[START OF DATASET EXCERPTS]

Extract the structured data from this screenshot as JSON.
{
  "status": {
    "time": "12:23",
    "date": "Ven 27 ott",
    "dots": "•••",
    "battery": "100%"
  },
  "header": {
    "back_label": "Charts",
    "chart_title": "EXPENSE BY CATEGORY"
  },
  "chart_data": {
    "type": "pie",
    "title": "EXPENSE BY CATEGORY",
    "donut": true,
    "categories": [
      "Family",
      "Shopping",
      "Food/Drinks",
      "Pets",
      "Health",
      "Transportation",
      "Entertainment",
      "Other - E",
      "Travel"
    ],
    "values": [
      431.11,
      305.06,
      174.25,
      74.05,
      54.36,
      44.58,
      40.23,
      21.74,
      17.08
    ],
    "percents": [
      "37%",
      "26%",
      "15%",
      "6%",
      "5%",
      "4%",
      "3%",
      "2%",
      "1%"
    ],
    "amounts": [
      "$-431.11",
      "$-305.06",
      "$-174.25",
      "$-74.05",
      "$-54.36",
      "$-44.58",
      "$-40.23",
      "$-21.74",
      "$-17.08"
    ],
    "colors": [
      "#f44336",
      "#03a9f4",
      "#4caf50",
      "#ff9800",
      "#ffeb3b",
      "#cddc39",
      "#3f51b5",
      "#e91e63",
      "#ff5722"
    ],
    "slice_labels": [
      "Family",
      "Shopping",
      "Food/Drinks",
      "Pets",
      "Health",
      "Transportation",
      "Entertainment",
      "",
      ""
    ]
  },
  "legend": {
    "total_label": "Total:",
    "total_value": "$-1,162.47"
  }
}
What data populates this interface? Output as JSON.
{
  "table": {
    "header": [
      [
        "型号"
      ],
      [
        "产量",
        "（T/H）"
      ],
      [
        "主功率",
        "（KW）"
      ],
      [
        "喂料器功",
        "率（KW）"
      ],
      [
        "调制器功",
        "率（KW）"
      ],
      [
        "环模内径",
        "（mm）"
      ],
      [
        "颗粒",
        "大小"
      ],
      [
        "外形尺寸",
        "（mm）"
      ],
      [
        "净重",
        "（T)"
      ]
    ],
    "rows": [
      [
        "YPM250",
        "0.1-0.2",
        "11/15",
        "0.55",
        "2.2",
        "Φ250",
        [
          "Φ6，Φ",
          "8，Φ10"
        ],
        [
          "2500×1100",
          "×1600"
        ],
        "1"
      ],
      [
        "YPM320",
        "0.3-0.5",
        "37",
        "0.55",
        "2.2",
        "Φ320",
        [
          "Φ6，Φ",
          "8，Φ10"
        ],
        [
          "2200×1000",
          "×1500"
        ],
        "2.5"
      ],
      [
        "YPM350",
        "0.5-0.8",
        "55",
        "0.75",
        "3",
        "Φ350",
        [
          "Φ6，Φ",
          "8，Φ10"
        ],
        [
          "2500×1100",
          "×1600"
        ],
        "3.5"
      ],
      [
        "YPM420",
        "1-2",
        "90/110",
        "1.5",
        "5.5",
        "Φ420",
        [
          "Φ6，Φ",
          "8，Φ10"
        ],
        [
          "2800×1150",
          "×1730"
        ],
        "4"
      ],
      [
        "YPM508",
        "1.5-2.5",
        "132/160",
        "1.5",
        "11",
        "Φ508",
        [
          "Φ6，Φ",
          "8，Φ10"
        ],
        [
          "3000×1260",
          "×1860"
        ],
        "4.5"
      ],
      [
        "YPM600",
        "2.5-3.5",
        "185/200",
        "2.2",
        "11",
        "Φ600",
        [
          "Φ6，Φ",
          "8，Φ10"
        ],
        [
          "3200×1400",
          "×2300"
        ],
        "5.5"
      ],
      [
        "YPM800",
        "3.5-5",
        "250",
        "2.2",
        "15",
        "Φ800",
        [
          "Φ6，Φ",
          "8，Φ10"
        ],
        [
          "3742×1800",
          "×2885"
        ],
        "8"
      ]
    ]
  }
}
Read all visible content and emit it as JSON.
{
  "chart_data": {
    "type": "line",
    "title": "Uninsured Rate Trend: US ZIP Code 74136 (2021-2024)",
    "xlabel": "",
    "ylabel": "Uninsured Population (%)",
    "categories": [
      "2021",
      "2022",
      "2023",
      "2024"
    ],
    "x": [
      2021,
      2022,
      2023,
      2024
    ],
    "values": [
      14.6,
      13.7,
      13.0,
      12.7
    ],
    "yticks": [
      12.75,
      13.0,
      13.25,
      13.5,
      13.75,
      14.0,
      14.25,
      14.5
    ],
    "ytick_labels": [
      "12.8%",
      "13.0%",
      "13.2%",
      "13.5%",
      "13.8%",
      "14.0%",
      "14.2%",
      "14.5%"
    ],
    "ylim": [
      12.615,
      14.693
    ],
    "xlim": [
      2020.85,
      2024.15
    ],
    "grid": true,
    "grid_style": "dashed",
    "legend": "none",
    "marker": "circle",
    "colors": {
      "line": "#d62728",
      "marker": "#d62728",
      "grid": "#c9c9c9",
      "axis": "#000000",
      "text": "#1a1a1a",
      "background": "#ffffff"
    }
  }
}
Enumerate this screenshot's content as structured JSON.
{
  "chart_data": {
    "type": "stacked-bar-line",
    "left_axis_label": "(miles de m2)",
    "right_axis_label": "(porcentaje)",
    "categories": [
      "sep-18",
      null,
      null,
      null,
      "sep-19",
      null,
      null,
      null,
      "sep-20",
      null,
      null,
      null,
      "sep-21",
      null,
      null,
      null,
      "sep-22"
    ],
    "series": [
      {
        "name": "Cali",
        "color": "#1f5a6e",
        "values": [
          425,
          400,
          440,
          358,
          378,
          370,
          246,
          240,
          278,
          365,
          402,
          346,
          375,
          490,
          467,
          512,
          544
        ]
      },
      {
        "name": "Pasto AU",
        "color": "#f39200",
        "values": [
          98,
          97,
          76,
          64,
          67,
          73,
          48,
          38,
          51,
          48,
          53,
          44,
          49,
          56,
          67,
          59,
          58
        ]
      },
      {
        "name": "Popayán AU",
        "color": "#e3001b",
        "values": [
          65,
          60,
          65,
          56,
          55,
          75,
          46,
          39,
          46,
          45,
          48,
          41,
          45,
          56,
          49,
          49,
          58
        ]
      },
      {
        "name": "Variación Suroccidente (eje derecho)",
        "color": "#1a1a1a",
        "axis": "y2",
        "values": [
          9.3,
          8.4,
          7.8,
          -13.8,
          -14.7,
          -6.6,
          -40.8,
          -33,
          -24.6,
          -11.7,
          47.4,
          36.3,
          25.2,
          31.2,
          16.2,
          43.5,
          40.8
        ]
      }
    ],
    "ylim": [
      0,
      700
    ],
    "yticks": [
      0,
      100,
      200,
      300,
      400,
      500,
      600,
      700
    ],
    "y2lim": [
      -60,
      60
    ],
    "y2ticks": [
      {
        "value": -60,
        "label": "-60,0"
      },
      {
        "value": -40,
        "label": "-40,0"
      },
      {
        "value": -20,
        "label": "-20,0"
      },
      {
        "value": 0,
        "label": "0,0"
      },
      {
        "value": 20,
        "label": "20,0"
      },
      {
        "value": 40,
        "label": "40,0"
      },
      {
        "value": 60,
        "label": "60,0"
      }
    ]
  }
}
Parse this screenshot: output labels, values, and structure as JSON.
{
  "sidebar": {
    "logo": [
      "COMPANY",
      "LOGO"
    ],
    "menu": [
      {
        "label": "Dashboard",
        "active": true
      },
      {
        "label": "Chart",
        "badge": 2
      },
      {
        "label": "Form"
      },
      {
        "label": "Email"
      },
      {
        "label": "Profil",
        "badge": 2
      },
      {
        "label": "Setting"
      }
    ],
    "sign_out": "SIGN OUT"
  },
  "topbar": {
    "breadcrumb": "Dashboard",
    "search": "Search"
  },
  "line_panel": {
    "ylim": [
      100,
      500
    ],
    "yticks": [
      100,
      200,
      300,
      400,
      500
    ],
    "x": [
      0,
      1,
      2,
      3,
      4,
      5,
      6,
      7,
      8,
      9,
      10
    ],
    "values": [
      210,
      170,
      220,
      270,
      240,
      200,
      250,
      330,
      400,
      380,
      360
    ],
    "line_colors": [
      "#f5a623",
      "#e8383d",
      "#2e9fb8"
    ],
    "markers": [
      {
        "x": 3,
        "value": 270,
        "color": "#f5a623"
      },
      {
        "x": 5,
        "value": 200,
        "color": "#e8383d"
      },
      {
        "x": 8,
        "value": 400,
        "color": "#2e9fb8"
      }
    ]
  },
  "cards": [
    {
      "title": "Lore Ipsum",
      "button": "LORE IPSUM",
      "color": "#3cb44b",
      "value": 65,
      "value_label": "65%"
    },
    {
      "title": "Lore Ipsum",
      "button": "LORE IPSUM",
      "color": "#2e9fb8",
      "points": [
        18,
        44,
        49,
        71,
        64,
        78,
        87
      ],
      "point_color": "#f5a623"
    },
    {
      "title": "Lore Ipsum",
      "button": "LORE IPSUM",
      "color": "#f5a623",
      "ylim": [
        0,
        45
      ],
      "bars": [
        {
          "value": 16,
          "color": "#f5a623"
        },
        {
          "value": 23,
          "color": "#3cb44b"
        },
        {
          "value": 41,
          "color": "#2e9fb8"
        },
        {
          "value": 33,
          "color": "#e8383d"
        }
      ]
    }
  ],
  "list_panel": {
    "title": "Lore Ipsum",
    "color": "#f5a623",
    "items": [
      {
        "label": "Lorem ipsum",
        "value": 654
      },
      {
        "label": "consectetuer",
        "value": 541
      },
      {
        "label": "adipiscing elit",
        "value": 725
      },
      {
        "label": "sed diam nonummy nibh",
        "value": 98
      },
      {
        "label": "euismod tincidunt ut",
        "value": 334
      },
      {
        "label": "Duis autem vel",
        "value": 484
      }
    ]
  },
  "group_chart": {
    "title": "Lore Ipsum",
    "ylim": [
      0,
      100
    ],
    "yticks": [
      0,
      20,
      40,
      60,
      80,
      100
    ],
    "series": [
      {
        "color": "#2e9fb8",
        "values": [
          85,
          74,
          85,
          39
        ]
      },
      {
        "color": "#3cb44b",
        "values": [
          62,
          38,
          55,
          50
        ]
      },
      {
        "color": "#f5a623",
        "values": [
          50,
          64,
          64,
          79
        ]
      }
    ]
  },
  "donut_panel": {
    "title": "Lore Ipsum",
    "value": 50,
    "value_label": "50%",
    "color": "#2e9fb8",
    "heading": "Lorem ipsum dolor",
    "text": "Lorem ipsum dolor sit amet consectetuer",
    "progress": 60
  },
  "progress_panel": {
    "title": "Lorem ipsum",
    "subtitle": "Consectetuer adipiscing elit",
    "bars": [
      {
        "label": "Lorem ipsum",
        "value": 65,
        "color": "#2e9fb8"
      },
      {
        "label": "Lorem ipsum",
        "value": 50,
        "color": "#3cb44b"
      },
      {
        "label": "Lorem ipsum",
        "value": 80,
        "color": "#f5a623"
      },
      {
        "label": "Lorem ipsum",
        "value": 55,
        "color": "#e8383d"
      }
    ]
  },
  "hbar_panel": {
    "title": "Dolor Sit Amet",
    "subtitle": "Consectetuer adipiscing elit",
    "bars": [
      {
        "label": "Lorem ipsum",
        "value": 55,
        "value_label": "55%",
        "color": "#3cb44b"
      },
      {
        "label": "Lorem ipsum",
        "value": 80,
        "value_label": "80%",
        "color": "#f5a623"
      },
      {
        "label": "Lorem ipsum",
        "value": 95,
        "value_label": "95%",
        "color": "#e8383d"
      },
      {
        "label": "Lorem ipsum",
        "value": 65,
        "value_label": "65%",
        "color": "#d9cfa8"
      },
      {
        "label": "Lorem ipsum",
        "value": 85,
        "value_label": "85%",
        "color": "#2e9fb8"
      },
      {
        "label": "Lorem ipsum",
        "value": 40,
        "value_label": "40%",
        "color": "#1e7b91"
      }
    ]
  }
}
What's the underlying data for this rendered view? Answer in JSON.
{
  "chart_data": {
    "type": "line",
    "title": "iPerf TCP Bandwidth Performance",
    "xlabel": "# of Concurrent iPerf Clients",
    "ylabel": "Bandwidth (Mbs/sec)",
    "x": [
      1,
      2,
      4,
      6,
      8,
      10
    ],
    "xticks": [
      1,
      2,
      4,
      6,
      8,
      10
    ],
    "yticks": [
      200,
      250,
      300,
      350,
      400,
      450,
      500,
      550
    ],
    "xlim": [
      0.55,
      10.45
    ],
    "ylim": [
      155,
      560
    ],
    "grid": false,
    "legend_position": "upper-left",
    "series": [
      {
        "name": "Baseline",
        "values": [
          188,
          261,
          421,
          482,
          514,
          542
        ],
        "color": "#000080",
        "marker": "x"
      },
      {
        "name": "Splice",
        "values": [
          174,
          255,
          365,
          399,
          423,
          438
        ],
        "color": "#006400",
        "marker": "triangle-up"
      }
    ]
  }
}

[END OF DATASET EXCERPTS]

■ **INSTRUCTIONS FOR THE TASK**
Each line above that includes "structured" should be shown.

■ **RESPONSE**
Extract the structured data from this screenshot as JSON.
Enumerate this screenshot's content as structured JSON.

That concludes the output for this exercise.